> **Job**
Set down each record below precisely, skipping the pictures.

##############################

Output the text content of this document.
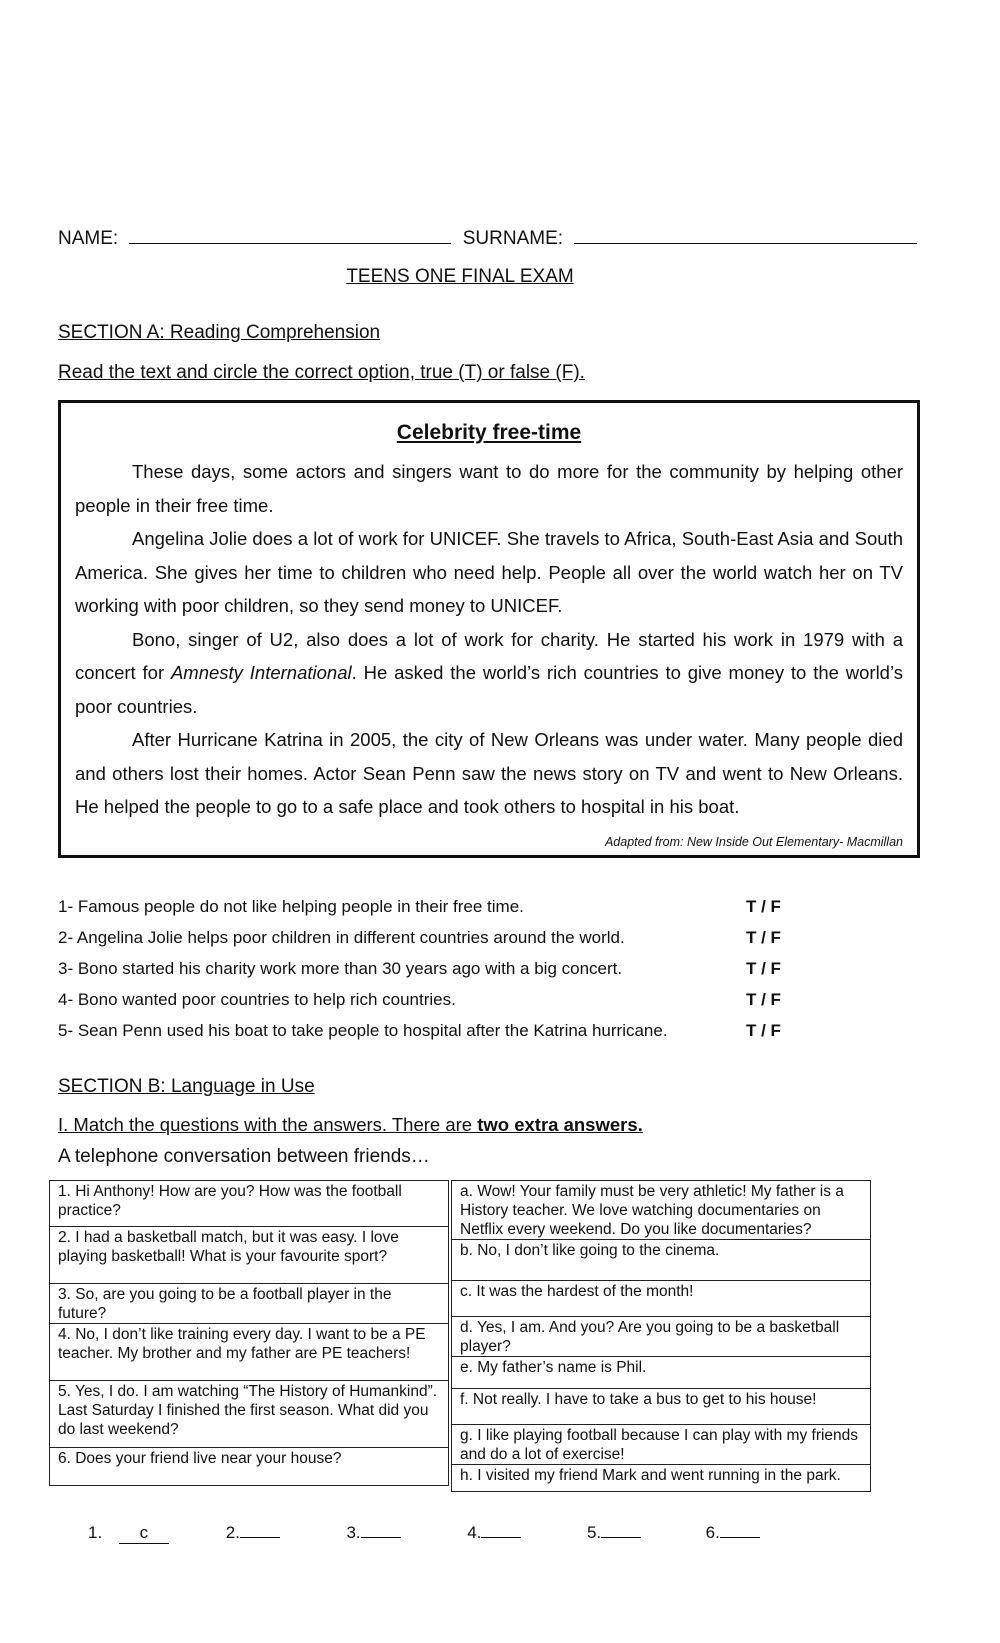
NAME:	SURNAME:
TEENS ONE FINAL EXAM
SECTION A: Reading Comprehension
Read the text and circle the correct option, true (T) or false (F).
Celebrity free-time

These days, some actors and singers want to do more for the community by helping other people in their free time.

Angelina Jolie does a lot of work for UNICEF. She travels to Africa, South-East Asia and South America. She gives her time to children who need help. People all over the world watch her on TV working with poor children, so they send money to UNICEF.

Bono, singer of U2, also does a lot of work for charity. He started his work in 1979 with a concert for Amnesty International. He asked the world’s rich countries to give money to the world’s poor countries.

After Hurricane Katrina in 2005, the city of New Orleans was under water. Many people died and others lost their homes. Actor Sean Penn saw the news story on TV and went to New Orleans. He helped the people to go to a safe place and took others to hospital in his boat.

Adapted from: New Inside Out Elementary- Macmillan
1- Famous people do not like helping people in their free time.	T / F
2- Angelina Jolie helps poor children in different countries around the world.	T / F
3- Bono started his charity work more than 30 years ago with a big concert.	T / F
4- Bono wanted poor countries to help rich countries.	T / F
5- Sean Penn used his boat to take people to hospital after the Katrina hurricane.	T / F
SECTION B: Language in Use
I. Match the questions with the answers. There are two extra answers.
A telephone conversation between friends…
1. Hi Anthony! How are you? How was the football practice?
2. I had a basketball match, but it was easy. I love playing basketball! What is your favourite sport?
3. So, are you going to be a football player in the future?
4. No, I don’t like training every day. I want to be a PE teacher. My brother and my father are PE teachers!
5. Yes, I do. I am watching “The History of Humankind”. Last Saturday I finished the first season. What did you do last weekend?
6. Does your friend live near your house?
a. Wow! Your family must be very athletic! My father is a History teacher. We love watching documentaries on Netflix every weekend. Do you like documentaries?
b. No, I don’t like going to the cinema.
c. It was the hardest of the month!
d. Yes, I am. And you? Are you going to be a basketball player?
e. My father’s name is Phil.
f. Not really. I have to take a bus to get to his house!
g. I like playing football because I can play with my friends and do a lot of exercise!
h. I visited my friend Mark and went running in the park.
1. c	2.	3.	4.	5.	6.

##############################

> **Written solution**
Output the text content of this document.
NAME:	SURNAME:
TEENS ONE FINAL EXAM
SECTION A: Reading Comprehension
Read the text and circle the correct option, true (T) or false (F).
Celebrity free-time

These days, some actors and singers want to do more for the community by helping other people in their free time.

Angelina Jolie does a lot of work for UNICEF. She travels to Africa, South-East Asia and South America. She gives her time to children who need help. People all over the world watch her on TV working with poor children, so they send money to UNICEF.

Bono, singer of U2, also does a lot of work for charity. He started his work in 1979 with a concert for Amnesty International. He asked the world’s rich countries to give money to the world’s poor countries.

After Hurricane Katrina in 2005, the city of New Orleans was under water. Many people died and others lost their homes. Actor Sean Penn saw the news story on TV and went to New Orleans. He helped the people to go to a safe place and took others to hospital in his boat.

Adapted from: New Inside Out Elementary- Macmillan
1- Famous people do not like helping people in their free time.	T / F
2- Angelina Jolie helps poor children in different countries around the world.	T / F
3- Bono started his charity work more than 30 years ago with a big concert.	T / F
4- Bono wanted poor countries to help rich countries.	T / F
5- Sean Penn used his boat to take people to hospital after the Katrina hurricane.	T / F
SECTION B: Language in Use
I. Match the questions with the answers. There are two extra answers.
A telephone conversation between friends…
1. Hi Anthony! How are you? How was the football practice?
2. I had a basketball match, but it was easy. I love playing basketball! What is your favourite sport?
3. So, are you going to be a football player in the future?
4. No, I don’t like training every day. I want to be a PE teacher. My brother and my father are PE teachers!
5. Yes, I do. I am watching “The History of Humankind”. Last Saturday I finished the first season. What did you do last weekend?
6. Does your friend live near your house?
a. Wow! Your family must be very athletic! My father is a History teacher. We love watching documentaries on Netflix every weekend. Do you like documentaries?
b. No, I don’t like going to the cinema.
c. It was the hardest of the month!
d. Yes, I am. And you? Are you going to be a basketball player?
e. My father’s name is Phil.
f. Not really. I have to take a bus to get to his house!
g. I like playing football because I can play with my friends and do a lot of exercise!
h. I visited my friend Mark and went running in the park.
1. c	2.	3.	4.	5.	6.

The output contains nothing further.